Provided data
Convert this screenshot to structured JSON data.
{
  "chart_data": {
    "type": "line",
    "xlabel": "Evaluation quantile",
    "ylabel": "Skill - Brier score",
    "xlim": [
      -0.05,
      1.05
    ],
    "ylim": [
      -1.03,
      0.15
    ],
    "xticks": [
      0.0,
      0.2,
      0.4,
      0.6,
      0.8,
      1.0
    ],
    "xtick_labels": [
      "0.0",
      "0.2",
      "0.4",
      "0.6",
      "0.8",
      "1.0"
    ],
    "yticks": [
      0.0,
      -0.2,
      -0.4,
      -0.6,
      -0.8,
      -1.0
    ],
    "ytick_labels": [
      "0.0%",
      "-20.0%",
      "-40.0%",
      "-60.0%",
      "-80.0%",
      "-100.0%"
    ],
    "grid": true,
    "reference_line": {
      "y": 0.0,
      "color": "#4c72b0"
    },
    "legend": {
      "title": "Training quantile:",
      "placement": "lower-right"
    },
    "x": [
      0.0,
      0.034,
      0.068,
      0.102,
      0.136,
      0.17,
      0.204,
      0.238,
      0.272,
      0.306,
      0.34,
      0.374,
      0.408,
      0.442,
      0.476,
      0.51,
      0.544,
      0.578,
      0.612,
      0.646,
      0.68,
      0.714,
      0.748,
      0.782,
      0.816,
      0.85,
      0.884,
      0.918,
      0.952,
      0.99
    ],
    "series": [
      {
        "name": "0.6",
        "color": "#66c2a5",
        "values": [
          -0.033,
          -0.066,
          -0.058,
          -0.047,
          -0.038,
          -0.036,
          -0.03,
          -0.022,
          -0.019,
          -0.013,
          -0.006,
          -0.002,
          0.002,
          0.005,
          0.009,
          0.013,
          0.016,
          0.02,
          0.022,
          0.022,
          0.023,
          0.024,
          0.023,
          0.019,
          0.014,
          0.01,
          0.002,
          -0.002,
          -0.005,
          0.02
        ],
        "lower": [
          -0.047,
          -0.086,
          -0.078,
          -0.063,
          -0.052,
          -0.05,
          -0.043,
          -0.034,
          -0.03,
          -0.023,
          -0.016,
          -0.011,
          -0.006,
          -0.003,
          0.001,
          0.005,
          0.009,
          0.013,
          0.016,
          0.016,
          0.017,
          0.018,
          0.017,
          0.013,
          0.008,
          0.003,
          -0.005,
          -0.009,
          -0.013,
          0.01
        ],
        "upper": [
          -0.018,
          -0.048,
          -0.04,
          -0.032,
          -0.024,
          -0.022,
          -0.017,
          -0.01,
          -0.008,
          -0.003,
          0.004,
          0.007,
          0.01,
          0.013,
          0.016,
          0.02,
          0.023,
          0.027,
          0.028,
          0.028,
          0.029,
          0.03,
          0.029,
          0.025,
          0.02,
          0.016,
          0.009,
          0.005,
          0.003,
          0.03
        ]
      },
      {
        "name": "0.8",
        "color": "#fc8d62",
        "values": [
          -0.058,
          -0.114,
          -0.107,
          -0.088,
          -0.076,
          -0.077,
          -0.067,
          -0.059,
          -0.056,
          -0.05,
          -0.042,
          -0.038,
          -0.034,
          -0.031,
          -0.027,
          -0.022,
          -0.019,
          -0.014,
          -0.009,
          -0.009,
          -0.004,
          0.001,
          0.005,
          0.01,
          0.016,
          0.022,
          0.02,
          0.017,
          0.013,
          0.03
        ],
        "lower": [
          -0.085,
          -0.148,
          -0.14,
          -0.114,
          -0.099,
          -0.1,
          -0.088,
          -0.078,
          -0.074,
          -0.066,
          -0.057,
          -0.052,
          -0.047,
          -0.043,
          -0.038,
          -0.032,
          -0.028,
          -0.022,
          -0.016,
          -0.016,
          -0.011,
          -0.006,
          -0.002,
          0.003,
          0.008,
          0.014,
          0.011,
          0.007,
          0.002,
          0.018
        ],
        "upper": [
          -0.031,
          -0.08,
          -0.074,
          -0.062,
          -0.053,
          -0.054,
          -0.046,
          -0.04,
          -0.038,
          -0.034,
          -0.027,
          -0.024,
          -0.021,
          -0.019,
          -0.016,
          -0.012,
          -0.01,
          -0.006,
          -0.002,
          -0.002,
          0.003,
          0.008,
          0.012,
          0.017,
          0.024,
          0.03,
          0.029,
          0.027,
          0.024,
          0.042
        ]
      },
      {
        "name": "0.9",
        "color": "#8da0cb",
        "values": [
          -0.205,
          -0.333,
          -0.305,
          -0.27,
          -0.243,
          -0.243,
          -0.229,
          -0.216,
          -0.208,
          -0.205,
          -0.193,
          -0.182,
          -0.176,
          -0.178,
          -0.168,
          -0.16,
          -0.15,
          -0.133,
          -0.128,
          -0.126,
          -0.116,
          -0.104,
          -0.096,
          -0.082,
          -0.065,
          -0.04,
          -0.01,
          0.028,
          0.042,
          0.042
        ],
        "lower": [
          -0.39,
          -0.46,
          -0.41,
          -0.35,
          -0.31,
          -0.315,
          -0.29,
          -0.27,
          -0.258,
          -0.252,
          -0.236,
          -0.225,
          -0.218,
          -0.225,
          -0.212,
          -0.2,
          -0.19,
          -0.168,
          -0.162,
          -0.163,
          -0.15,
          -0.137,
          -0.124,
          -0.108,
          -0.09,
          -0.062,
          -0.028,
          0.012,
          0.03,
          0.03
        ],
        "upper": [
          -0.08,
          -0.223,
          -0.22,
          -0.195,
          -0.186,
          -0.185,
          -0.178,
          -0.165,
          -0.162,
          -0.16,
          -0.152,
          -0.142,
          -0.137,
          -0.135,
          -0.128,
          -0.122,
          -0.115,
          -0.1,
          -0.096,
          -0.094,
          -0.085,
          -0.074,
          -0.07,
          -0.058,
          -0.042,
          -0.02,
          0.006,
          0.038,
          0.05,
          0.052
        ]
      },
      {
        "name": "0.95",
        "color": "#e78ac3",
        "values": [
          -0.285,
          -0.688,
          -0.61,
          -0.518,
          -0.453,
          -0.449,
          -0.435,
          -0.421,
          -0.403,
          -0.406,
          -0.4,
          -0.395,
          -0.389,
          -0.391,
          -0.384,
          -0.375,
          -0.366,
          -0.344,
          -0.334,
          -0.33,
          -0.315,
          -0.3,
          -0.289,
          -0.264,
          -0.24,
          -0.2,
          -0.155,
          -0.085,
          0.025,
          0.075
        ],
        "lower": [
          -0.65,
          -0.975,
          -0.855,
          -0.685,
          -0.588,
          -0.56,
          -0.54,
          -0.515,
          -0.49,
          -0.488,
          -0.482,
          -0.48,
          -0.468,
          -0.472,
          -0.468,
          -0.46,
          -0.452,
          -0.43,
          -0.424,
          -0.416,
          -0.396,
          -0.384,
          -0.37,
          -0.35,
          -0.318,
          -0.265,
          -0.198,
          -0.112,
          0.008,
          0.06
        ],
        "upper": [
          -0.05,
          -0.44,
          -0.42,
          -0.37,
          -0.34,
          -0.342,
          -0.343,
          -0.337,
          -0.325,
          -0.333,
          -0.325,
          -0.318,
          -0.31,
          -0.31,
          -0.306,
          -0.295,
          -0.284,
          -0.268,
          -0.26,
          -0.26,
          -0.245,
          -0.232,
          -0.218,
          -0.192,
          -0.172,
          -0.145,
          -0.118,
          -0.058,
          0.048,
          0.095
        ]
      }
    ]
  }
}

Your objective
Using the records above, pull out each line where the word "quantile" occurs.

Result of the task
    "xlabel": "Evaluation quantile",
      "title": "Training quantile:",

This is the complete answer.